• To be done: Using the listing below, extract each line that has the word "high" in it.

---------- Data listing ----------

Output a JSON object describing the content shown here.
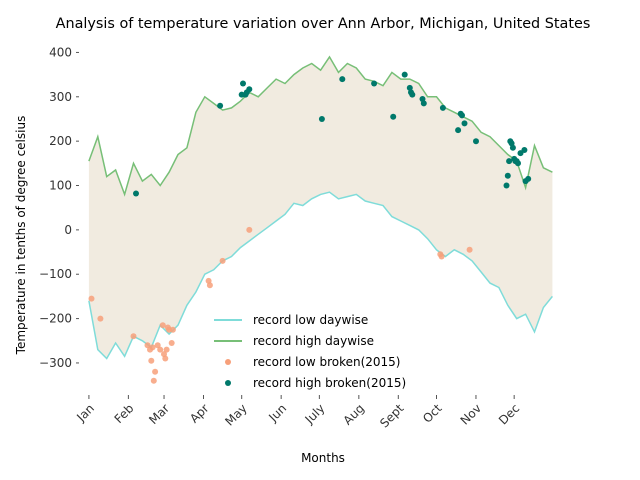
{
  "chart_data": {
    "type": "line",
    "title": "Analysis of temperature variation over Ann Arbor, Michigan, United States",
    "xlabel": "Months",
    "ylabel": "Temperature in tenths of degree celsius",
    "x_unit": "day of year",
    "xlim": [
      -6,
      371
    ],
    "ylim": [
      -370,
      410
    ],
    "yticks": [
      -300,
      -200,
      -100,
      0,
      100,
      200,
      300,
      400
    ],
    "month_ticks": [
      {
        "label": "Jan",
        "day": 1
      },
      {
        "label": "Feb",
        "day": 32
      },
      {
        "label": "Mar",
        "day": 60
      },
      {
        "label": "Apr",
        "day": 91
      },
      {
        "label": "May",
        "day": 121
      },
      {
        "label": "Jun",
        "day": 152
      },
      {
        "label": "July",
        "day": 182
      },
      {
        "label": "Aug",
        "day": 213
      },
      {
        "label": "Sept",
        "day": 244
      },
      {
        "label": "Oct",
        "day": 274
      },
      {
        "label": "Nov",
        "day": 305
      },
      {
        "label": "Dec",
        "day": 335
      }
    ],
    "legend": {
      "placement": "lower center",
      "entries": [
        {
          "label": "record low daywise",
          "kind": "line",
          "color": "#7fdcd9"
        },
        {
          "label": "record high daywise",
          "kind": "line",
          "color": "#77bf77"
        },
        {
          "label": "record low broken(2015)",
          "kind": "point",
          "color": "#f7a07a"
        },
        {
          "label": "record high broken(2015)",
          "kind": "point",
          "color": "#00796b"
        }
      ]
    },
    "fill_color": "#f1ebe0",
    "series": [
      {
        "name": "record low daywise",
        "color": "#7fdcd9",
        "x": [
          1,
          8,
          15,
          22,
          29,
          36,
          43,
          50,
          57,
          64,
          71,
          78,
          85,
          92,
          99,
          106,
          113,
          120,
          127,
          134,
          141,
          148,
          155,
          162,
          169,
          176,
          183,
          190,
          197,
          204,
          211,
          218,
          225,
          232,
          239,
          246,
          253,
          260,
          267,
          274,
          281,
          288,
          295,
          302,
          309,
          316,
          323,
          330,
          337,
          344,
          351,
          358,
          365
        ],
        "y": [
          -160,
          -270,
          -290,
          -255,
          -285,
          -240,
          -250,
          -265,
          -215,
          -235,
          -215,
          -170,
          -140,
          -100,
          -90,
          -70,
          -60,
          -40,
          -25,
          -10,
          5,
          20,
          35,
          60,
          55,
          70,
          80,
          85,
          70,
          75,
          80,
          65,
          60,
          55,
          30,
          20,
          10,
          0,
          -20,
          -45,
          -60,
          -45,
          -55,
          -70,
          -95,
          -120,
          -130,
          -170,
          -200,
          -190,
          -230,
          -175,
          -150
        ]
      },
      {
        "name": "record high daywise",
        "color": "#77bf77",
        "x": [
          1,
          8,
          15,
          22,
          29,
          36,
          43,
          50,
          57,
          64,
          71,
          78,
          85,
          92,
          99,
          106,
          113,
          120,
          127,
          134,
          141,
          148,
          155,
          162,
          169,
          176,
          183,
          190,
          197,
          204,
          211,
          218,
          225,
          232,
          239,
          246,
          253,
          260,
          267,
          274,
          281,
          288,
          295,
          302,
          309,
          316,
          323,
          330,
          337,
          344,
          351,
          358,
          365
        ],
        "y": [
          155,
          210,
          120,
          135,
          80,
          150,
          110,
          125,
          100,
          130,
          170,
          185,
          265,
          300,
          285,
          270,
          275,
          290,
          310,
          300,
          320,
          340,
          330,
          350,
          365,
          375,
          360,
          390,
          355,
          375,
          365,
          340,
          335,
          325,
          355,
          340,
          340,
          330,
          300,
          300,
          275,
          265,
          255,
          245,
          220,
          210,
          190,
          170,
          155,
          95,
          190,
          140,
          130
        ]
      },
      {
        "name": "record low broken(2015)",
        "kind": "point",
        "color": "#f7a07a",
        "x": [
          3,
          10,
          36,
          47,
          49,
          50,
          51,
          52,
          53,
          55,
          57,
          59,
          60,
          61,
          62,
          63,
          64,
          66,
          67,
          95,
          96,
          106,
          127,
          277,
          278,
          300
        ],
        "y": [
          -155,
          -200,
          -240,
          -260,
          -270,
          -295,
          -265,
          -340,
          -320,
          -260,
          -270,
          -215,
          -280,
          -290,
          -270,
          -220,
          -225,
          -255,
          -225,
          -115,
          -125,
          -70,
          0,
          -55,
          -60,
          -45
        ]
      },
      {
        "name": "record high broken(2015)",
        "kind": "point",
        "color": "#00796b",
        "x": [
          38,
          104,
          121,
          122,
          124,
          125,
          127,
          184,
          200,
          225,
          240,
          249,
          253,
          254,
          255,
          263,
          264,
          279,
          291,
          293,
          294,
          296,
          305,
          329,
          330,
          331,
          332,
          333,
          334,
          335,
          336,
          337,
          338,
          340,
          343,
          344,
          346
        ],
        "y": [
          82,
          280,
          305,
          330,
          305,
          310,
          317,
          250,
          340,
          330,
          255,
          350,
          320,
          310,
          305,
          295,
          285,
          275,
          225,
          262,
          258,
          240,
          200,
          100,
          122,
          155,
          200,
          195,
          185,
          160,
          155,
          155,
          150,
          173,
          180,
          110,
          115
        ]
      }
    ]
  }
}
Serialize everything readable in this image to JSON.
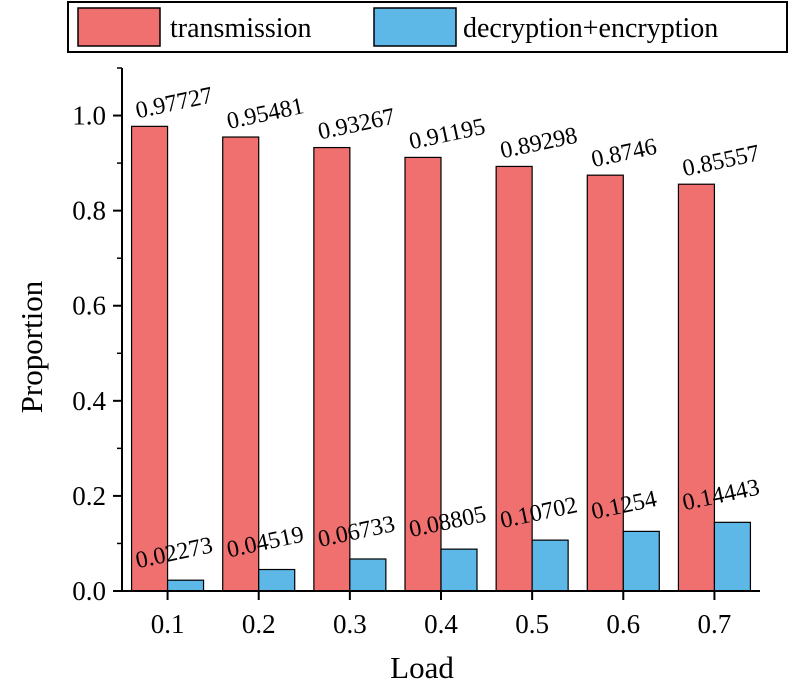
{
  "chart_data": {
    "type": "bar",
    "title": "",
    "xlabel": "Load",
    "ylabel": "Proportion",
    "categories": [
      "0.1",
      "0.2",
      "0.3",
      "0.4",
      "0.5",
      "0.6",
      "0.7"
    ],
    "ylim": [
      0,
      1.1
    ],
    "yticks": [
      "0.0",
      "0.2",
      "0.4",
      "0.6",
      "0.8",
      "1.0"
    ],
    "grid": false,
    "legend_position": "top",
    "series": [
      {
        "name": "transmission",
        "color": "#f07070",
        "values": [
          0.97727,
          0.95481,
          0.93267,
          0.91195,
          0.89298,
          0.8746,
          0.85557
        ],
        "labels": [
          "0.97727",
          "0.95481",
          "0.93267",
          "0.91195",
          "0.89298",
          "0.8746",
          "0.85557"
        ]
      },
      {
        "name": "decryption+encryption",
        "color": "#5db8e8",
        "values": [
          0.02273,
          0.04519,
          0.06733,
          0.08805,
          0.10702,
          0.1254,
          0.14443
        ],
        "labels": [
          "0.02273",
          "0.04519",
          "0.06733",
          "0.08805",
          "0.10702",
          "0.1254",
          "0.14443"
        ]
      }
    ]
  }
}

----------

• Exercise solution:
          "label": "record high daywise",
          "label": "record high broken(2015)",
        "name": "record high daywise",
        "name": "record high broken(2015)",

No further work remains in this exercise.